* Begin RECORD EXTRACTS *

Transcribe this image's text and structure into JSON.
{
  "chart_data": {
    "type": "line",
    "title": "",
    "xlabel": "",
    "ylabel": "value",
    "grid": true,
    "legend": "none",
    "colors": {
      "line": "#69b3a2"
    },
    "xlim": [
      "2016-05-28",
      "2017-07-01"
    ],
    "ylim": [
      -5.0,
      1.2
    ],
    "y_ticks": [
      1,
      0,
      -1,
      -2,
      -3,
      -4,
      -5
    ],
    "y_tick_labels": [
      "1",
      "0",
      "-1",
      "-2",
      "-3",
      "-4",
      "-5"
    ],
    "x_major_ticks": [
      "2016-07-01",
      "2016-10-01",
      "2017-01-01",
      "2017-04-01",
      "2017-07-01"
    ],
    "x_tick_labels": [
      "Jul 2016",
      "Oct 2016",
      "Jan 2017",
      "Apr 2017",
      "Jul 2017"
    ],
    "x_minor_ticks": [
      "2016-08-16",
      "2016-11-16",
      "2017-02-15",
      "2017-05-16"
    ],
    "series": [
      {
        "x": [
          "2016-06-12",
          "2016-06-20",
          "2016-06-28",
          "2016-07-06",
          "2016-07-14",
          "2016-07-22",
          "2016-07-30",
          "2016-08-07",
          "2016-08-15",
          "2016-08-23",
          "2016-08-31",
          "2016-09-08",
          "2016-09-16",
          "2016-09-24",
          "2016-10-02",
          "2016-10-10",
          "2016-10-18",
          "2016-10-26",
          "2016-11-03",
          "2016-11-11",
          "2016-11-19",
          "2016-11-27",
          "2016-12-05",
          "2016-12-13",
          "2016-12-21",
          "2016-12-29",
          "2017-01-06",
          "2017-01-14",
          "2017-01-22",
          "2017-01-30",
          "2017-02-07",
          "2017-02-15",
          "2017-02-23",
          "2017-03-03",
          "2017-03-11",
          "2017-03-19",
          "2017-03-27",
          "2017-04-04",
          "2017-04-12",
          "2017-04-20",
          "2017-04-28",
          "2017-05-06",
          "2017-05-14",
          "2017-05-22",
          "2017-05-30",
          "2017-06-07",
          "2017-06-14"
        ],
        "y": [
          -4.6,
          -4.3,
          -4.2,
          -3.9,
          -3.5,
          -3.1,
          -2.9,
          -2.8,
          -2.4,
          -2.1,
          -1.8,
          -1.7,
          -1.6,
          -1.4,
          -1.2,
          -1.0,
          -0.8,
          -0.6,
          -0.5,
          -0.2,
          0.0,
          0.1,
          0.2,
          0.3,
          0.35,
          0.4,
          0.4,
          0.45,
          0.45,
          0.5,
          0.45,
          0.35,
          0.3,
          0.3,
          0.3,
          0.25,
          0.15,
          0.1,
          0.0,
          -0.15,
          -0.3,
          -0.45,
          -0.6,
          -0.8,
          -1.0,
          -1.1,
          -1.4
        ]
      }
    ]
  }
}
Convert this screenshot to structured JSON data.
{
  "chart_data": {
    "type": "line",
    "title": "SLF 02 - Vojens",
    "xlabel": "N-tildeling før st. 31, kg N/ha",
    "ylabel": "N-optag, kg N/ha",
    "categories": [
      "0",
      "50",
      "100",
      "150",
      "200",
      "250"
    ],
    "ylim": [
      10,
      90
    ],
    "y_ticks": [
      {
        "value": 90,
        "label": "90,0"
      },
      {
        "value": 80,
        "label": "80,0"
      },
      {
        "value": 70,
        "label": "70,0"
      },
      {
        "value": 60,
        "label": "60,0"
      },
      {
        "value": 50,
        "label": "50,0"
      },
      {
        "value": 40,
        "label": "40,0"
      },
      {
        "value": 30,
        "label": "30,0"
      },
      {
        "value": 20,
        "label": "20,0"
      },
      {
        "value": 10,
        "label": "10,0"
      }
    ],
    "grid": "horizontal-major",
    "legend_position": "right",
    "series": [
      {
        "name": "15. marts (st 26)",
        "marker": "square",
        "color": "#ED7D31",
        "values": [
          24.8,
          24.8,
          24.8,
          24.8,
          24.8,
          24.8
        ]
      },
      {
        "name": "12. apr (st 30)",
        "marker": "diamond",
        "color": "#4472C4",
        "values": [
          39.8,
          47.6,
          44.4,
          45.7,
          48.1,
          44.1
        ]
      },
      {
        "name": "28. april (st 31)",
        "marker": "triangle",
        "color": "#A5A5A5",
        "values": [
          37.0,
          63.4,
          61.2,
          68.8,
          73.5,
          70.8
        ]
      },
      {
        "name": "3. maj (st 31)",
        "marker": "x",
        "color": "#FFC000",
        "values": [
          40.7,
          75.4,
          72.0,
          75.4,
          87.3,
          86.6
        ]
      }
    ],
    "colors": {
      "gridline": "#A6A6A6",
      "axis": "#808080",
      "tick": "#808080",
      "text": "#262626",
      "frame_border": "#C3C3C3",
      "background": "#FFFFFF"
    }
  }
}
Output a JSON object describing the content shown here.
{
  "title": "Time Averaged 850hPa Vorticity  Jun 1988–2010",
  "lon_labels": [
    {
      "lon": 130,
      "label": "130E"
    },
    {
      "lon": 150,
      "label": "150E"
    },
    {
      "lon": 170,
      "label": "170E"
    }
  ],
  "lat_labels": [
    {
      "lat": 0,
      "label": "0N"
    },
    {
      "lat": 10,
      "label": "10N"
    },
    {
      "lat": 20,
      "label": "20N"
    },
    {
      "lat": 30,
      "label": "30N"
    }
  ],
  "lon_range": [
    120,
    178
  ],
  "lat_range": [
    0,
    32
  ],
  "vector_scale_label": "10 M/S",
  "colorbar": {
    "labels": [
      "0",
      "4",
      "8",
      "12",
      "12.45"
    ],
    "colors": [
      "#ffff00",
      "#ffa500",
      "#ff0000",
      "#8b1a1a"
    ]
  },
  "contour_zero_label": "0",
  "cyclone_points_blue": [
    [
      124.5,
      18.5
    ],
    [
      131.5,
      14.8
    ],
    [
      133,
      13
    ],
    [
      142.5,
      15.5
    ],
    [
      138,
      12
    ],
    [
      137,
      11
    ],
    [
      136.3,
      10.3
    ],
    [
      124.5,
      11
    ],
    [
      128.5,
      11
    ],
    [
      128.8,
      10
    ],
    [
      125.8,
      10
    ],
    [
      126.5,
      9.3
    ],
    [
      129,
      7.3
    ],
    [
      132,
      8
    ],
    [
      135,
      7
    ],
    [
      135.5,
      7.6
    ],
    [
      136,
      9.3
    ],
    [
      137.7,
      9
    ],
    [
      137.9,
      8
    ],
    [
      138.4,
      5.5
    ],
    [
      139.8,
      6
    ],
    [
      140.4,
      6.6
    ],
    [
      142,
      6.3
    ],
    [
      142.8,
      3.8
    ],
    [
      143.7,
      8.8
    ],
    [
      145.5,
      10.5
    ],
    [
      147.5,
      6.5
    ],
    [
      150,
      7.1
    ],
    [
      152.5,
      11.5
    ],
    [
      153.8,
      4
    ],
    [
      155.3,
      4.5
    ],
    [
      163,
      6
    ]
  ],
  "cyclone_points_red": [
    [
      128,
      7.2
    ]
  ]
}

* End RECORD EXTRACTS *

TASK: Count each line with "this" in it and report that figure by itself.

ANSWER BELOW: 2